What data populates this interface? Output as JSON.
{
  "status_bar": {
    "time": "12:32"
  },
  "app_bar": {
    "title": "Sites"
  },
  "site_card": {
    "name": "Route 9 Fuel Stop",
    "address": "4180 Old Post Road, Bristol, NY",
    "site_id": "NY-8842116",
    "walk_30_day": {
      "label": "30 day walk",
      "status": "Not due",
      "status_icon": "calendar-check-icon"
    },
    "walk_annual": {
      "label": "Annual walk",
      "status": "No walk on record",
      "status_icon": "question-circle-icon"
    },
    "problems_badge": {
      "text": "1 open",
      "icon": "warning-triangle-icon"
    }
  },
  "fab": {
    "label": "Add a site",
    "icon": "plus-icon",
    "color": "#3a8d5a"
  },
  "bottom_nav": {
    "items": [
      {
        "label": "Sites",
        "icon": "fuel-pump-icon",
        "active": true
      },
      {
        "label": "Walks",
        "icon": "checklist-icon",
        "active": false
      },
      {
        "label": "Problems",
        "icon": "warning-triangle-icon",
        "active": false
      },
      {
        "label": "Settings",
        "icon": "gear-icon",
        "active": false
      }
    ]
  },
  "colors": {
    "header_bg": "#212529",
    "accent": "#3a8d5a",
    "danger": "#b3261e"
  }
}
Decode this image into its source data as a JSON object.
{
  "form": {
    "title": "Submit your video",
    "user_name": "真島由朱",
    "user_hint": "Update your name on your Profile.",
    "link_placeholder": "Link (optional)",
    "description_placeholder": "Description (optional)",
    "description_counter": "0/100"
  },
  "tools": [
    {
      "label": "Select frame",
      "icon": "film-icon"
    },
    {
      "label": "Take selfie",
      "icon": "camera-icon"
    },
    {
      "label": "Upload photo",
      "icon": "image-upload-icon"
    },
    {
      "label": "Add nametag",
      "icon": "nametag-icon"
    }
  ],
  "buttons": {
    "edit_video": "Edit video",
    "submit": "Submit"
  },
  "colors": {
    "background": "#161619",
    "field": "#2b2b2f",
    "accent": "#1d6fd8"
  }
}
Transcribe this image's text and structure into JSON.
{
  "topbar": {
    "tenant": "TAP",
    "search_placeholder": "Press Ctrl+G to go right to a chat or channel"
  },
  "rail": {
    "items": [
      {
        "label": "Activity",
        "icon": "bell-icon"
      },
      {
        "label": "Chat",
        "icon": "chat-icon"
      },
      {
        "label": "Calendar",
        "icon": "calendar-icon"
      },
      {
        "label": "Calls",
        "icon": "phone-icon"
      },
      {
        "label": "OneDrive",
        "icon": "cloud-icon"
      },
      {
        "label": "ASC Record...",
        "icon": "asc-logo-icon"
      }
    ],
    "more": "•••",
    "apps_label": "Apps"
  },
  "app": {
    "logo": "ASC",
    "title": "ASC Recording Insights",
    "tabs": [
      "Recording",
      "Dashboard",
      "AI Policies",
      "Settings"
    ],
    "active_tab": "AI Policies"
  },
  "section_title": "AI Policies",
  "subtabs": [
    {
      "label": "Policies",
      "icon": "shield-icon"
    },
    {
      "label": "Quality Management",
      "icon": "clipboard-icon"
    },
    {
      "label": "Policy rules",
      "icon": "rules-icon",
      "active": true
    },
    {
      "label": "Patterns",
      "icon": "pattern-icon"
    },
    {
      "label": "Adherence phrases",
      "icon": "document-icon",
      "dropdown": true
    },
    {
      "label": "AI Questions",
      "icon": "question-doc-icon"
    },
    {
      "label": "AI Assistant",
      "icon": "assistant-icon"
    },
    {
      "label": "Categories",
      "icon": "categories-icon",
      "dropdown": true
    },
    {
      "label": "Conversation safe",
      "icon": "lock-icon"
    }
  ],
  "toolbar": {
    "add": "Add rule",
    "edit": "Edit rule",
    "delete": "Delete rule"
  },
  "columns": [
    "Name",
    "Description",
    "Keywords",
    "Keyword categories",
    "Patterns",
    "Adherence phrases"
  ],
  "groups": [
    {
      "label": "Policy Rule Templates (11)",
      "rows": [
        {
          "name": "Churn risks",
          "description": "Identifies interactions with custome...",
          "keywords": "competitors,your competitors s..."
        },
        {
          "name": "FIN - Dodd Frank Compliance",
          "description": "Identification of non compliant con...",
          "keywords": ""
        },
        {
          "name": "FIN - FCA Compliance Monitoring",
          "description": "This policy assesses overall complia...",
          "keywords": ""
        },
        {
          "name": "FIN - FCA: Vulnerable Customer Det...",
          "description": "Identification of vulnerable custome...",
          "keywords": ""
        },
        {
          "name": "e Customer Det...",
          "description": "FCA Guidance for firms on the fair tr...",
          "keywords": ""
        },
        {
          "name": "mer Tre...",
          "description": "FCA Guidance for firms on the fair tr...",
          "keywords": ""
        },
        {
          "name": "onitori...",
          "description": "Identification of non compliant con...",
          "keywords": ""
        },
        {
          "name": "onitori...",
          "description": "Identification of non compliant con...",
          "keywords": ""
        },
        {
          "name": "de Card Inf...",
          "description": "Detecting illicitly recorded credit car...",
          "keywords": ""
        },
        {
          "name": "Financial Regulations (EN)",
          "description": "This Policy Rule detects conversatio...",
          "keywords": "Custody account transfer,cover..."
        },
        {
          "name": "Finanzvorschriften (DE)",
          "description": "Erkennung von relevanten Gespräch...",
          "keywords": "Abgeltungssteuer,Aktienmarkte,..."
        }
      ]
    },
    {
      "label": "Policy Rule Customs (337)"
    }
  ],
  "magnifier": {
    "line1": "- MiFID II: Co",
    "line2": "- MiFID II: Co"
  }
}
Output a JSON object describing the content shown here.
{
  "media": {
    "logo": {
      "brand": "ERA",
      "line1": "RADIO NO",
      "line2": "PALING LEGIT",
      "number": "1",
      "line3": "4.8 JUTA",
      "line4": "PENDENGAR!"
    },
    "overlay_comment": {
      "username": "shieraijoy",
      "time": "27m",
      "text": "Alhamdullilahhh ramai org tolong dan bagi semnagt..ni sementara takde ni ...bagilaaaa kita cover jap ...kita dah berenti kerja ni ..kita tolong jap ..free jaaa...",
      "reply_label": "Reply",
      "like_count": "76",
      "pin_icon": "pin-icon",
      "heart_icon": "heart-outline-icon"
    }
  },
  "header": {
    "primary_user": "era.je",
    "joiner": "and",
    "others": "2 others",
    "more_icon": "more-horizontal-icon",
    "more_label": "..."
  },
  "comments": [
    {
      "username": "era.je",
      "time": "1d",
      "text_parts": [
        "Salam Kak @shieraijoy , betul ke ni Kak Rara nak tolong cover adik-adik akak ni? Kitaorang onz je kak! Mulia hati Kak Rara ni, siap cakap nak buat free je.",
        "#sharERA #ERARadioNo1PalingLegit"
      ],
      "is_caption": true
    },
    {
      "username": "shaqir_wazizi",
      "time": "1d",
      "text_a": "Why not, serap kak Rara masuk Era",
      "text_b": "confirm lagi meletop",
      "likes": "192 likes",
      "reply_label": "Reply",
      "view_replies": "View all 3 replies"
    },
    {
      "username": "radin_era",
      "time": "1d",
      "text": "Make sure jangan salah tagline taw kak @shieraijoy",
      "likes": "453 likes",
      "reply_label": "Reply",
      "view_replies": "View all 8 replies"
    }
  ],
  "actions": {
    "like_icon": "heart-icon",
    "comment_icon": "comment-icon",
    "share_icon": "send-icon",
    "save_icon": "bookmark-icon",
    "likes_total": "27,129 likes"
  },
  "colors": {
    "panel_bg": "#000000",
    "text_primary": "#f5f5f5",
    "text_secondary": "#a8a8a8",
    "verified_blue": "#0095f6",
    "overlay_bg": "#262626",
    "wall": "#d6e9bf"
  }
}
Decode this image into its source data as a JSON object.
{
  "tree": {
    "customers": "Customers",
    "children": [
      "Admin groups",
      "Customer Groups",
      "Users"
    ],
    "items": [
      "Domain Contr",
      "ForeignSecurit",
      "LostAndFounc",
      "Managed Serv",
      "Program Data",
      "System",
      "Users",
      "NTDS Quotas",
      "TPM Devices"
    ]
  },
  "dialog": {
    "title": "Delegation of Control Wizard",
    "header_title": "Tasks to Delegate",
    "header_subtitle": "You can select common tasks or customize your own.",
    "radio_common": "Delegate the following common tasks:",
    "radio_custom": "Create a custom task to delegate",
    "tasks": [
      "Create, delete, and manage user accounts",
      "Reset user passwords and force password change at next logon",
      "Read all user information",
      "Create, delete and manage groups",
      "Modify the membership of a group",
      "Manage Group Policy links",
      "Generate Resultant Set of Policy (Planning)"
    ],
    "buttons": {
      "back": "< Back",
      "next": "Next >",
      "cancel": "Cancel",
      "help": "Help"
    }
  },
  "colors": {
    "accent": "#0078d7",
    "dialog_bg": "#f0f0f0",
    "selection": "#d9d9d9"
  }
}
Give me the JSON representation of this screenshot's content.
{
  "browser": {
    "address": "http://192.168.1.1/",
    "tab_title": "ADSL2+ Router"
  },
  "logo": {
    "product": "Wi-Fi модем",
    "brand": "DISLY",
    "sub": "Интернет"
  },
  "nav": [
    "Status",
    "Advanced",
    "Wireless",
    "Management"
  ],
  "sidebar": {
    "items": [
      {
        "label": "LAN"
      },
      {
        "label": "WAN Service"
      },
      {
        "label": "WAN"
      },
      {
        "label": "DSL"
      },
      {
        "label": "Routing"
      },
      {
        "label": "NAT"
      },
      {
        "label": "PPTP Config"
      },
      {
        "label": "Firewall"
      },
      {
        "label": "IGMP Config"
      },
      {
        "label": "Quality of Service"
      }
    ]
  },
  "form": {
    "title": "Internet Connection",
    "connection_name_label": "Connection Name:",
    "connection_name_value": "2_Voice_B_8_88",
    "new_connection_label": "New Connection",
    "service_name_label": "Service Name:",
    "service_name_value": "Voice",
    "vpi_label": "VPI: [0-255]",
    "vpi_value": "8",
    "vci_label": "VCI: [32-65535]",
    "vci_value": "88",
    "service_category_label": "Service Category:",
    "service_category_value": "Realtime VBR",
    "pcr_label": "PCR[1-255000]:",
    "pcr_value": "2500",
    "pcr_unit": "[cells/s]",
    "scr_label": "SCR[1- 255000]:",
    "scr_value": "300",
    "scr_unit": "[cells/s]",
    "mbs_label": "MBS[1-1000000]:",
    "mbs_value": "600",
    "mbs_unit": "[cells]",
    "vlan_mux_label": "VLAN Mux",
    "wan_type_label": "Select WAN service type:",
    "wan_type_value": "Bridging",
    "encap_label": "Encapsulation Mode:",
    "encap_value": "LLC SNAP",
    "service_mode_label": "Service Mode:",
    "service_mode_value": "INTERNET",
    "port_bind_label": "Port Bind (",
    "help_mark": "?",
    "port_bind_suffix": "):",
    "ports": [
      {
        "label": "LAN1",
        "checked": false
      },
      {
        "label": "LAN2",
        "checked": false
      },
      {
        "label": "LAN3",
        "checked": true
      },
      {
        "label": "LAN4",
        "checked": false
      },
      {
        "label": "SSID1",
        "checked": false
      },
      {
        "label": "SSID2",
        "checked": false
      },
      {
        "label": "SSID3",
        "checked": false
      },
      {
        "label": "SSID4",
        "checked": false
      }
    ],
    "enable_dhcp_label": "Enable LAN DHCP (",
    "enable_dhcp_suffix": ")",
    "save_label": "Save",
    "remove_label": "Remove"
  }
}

▸ Exercise instructions: Above are lines of data; state how many of them contain the word "Recording", with no other output.

▸ Answer to this problem: 2